→ STATED GOAL:
Transcribe the listing below word for word.

→ GIVEN RECORDS:
*****

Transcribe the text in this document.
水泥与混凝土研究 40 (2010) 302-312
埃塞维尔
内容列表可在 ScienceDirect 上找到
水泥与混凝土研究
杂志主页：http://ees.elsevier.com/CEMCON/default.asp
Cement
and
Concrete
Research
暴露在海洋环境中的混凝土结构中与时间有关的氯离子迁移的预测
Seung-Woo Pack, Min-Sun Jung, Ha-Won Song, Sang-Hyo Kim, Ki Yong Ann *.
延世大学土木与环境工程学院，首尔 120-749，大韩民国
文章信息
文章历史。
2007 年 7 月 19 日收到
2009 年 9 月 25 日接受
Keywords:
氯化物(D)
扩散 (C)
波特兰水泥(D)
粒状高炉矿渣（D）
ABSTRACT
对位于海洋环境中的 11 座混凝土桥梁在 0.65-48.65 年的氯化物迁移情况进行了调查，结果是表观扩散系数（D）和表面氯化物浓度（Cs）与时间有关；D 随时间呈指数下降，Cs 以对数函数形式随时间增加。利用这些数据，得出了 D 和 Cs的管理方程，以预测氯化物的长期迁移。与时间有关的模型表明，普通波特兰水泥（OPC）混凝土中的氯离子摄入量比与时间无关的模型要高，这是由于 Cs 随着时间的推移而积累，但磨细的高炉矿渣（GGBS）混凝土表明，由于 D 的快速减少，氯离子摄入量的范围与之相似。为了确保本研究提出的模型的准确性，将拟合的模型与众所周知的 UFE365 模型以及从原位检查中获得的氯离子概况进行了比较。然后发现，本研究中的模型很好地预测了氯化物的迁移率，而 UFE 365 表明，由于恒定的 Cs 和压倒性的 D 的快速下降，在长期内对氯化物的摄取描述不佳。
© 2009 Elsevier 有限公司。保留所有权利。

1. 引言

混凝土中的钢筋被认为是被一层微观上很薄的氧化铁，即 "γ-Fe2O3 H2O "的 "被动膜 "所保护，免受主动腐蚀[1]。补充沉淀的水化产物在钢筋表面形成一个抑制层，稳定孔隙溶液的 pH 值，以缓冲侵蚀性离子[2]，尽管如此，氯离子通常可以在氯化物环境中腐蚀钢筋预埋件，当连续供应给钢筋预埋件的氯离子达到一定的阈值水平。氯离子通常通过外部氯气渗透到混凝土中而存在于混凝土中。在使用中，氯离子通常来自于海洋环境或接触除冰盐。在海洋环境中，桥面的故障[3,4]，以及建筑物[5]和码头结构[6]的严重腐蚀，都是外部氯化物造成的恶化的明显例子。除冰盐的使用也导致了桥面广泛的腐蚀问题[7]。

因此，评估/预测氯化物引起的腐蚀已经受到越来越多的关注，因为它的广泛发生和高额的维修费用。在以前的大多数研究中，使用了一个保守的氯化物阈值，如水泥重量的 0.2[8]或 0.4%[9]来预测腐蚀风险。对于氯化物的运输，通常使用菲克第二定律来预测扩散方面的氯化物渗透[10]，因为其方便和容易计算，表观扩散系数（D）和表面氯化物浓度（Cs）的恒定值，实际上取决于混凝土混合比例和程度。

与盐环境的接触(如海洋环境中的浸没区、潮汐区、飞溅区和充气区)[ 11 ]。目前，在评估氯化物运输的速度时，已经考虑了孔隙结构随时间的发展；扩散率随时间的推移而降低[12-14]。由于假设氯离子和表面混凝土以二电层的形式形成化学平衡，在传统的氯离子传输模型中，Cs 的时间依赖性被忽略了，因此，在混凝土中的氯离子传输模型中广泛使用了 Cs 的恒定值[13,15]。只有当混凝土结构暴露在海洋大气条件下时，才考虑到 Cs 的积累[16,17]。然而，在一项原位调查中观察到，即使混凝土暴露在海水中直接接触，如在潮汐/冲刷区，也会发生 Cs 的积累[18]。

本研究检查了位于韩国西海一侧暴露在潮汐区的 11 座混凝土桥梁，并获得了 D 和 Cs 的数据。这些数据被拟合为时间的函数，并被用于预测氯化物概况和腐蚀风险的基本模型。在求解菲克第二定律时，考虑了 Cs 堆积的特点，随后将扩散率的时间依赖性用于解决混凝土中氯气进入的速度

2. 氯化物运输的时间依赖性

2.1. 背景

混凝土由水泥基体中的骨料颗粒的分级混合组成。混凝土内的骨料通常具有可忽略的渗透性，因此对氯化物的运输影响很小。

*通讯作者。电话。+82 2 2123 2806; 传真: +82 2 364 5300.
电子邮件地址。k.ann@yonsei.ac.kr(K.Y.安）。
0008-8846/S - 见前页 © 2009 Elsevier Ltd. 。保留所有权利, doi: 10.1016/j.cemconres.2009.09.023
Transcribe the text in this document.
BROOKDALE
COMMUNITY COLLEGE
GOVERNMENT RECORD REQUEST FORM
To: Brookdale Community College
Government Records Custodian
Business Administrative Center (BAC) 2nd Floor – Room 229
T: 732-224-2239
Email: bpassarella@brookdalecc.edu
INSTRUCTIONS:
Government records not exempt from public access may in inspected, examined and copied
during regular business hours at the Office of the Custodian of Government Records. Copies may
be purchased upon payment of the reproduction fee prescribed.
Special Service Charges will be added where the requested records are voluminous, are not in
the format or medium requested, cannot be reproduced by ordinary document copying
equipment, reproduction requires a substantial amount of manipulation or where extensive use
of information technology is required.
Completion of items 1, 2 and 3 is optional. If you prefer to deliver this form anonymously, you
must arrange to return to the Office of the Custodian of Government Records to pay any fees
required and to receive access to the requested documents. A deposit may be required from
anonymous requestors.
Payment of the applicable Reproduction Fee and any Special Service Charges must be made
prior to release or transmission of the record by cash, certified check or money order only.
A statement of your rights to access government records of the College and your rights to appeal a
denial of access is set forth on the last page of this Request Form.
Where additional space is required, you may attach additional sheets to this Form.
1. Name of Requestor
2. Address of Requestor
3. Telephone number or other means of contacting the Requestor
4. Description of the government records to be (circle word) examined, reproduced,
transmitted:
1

*****

→ OUTPUT OF THE TASK:
Transcribe the text in this document.
水泥与混凝土研究 40 (2010) 302-312
埃塞维尔
内容列表可在 ScienceDirect 上找到
水泥与混凝土研究
杂志主页：http://ees.elsevier.com/CEMCON/default.asp
Cement
and
Concrete
Research
暴露在海洋环境中的混凝土结构中与时间有关的氯离子迁移的预测
Seung-Woo Pack, Min-Sun Jung, Ha-Won Song, Sang-Hyo Kim, Ki Yong Ann *.
延世大学土木与环境工程学院，首尔 120-749，大韩民国
文章信息
文章历史。
2007 年 7 月 19 日收到
2009 年 9 月 25 日接受
Keywords:
氯化物(D)
扩散 (C)
波特兰水泥(D)
粒状高炉矿渣（D）
ABSTRACT
对位于海洋环境中的 11 座混凝土桥梁在 0.65-48.65 年的氯化物迁移情况进行了调查，结果是表观扩散系数（D）和表面氯化物浓度（Cs）与时间有关；D 随时间呈指数下降，Cs 以对数函数形式随时间增加。利用这些数据，得出了 D 和 Cs的管理方程，以预测氯化物的长期迁移。与时间有关的模型表明，普通波特兰水泥（OPC）混凝土中的氯离子摄入量比与时间无关的模型要高，这是由于 Cs 随着时间的推移而积累，但磨细的高炉矿渣（GGBS）混凝土表明，由于 D 的快速减少，氯离子摄入量的范围与之相似。为了确保本研究提出的模型的准确性，将拟合的模型与众所周知的 UFE365 模型以及从原位检查中获得的氯离子概况进行了比较。然后发现，本研究中的模型很好地预测了氯化物的迁移率，而 UFE 365 表明，由于恒定的 Cs 和压倒性的 D 的快速下降，在长期内对氯化物的摄取描述不佳。
© 2009 Elsevier 有限公司。保留所有权利。

1. 引言

混凝土中的钢筋被认为是被一层微观上很薄的氧化铁，即 "γ-Fe2O3 H2O "的 "被动膜 "所保护，免受主动腐蚀[1]。补充沉淀的水化产物在钢筋表面形成一个抑制层，稳定孔隙溶液的 pH 值，以缓冲侵蚀性离子[2]，尽管如此，氯离子通常可以在氯化物环境中腐蚀钢筋预埋件，当连续供应给钢筋预埋件的氯离子达到一定的阈值水平。氯离子通常通过外部氯气渗透到混凝土中而存在于混凝土中。在使用中，氯离子通常来自于海洋环境或接触除冰盐。在海洋环境中，桥面的故障[3,4]，以及建筑物[5]和码头结构[6]的严重腐蚀，都是外部氯化物造成的恶化的明显例子。除冰盐的使用也导致了桥面广泛的腐蚀问题[7]。

因此，评估/预测氯化物引起的腐蚀已经受到越来越多的关注，因为它的广泛发生和高额的维修费用。在以前的大多数研究中，使用了一个保守的氯化物阈值，如水泥重量的 0.2[8]或 0.4%[9]来预测腐蚀风险。对于氯化物的运输，通常使用菲克第二定律来预测扩散方面的氯化物渗透[10]，因为其方便和容易计算，表观扩散系数（D）和表面氯化物浓度（Cs）的恒定值，实际上取决于混凝土混合比例和程度。

与盐环境的接触(如海洋环境中的浸没区、潮汐区、飞溅区和充气区)[ 11 ]。目前，在评估氯化物运输的速度时，已经考虑了孔隙结构随时间的发展；扩散率随时间的推移而降低[12-14]。由于假设氯离子和表面混凝土以二电层的形式形成化学平衡，在传统的氯离子传输模型中，Cs 的时间依赖性被忽略了，因此，在混凝土中的氯离子传输模型中广泛使用了 Cs 的恒定值[13,15]。只有当混凝土结构暴露在海洋大气条件下时，才考虑到 Cs 的积累[16,17]。然而，在一项原位调查中观察到，即使混凝土暴露在海水中直接接触，如在潮汐/冲刷区，也会发生 Cs 的积累[18]。

本研究检查了位于韩国西海一侧暴露在潮汐区的 11 座混凝土桥梁，并获得了 D 和 Cs 的数据。这些数据被拟合为时间的函数，并被用于预测氯化物概况和腐蚀风险的基本模型。在求解菲克第二定律时，考虑了 Cs 堆积的特点，随后将扩散率的时间依赖性用于解决混凝土中氯气进入的速度

2. 氯化物运输的时间依赖性

2.1. 背景

混凝土由水泥基体中的骨料颗粒的分级混合组成。混凝土内的骨料通常具有可忽略的渗透性，因此对氯化物的运输影响很小。

*通讯作者。电话。+82 2 2123 2806; 传真: +82 2 364 5300.
电子邮件地址。k.ann@yonsei.ac.kr(K.Y.安）。
0008-8846/S - 见前页 © 2009 Elsevier Ltd. 。保留所有权利, doi: 10.1016/j.cemconres.2009.09.023
Transcribe the text in this document.
BROOKDALE
COMMUNITY COLLEGE
GOVERNMENT RECORD REQUEST FORM
To: Brookdale Community College
Government Records Custodian
Business Administrative Center (BAC) 2nd Floor – Room 229
T: 732-224-2239
Email: bpassarella@brookdalecc.edu
INSTRUCTIONS:
Government records not exempt from public access may in inspected, examined and copied
during regular business hours at the Office of the Custodian of Government Records. Copies may
be purchased upon payment of the reproduction fee prescribed.
Special Service Charges will be added where the requested records are voluminous, are not in
the format or medium requested, cannot be reproduced by ordinary document copying
equipment, reproduction requires a substantial amount of manipulation or where extensive use
of information technology is required.
Completion of items 1, 2 and 3 is optional. If you prefer to deliver this form anonymously, you
must arrange to return to the Office of the Custodian of Government Records to pay any fees
required and to receive access to the requested documents. A deposit may be required from
anonymous requestors.
Payment of the applicable Reproduction Fee and any Special Service Charges must be made
prior to release or transmission of the record by cash, certified check or money order only.
A statement of your rights to access government records of the College and your rights to appeal a
denial of access is set forth on the last page of this Request Form.
Where additional space is required, you may attach additional sheets to this Form.
1. Name of Requestor
2. Address of Requestor
3. Telephone number or other means of contacting the Requestor
4. Description of the government records to be (circle word) examined, reproduced,
transmitted:
1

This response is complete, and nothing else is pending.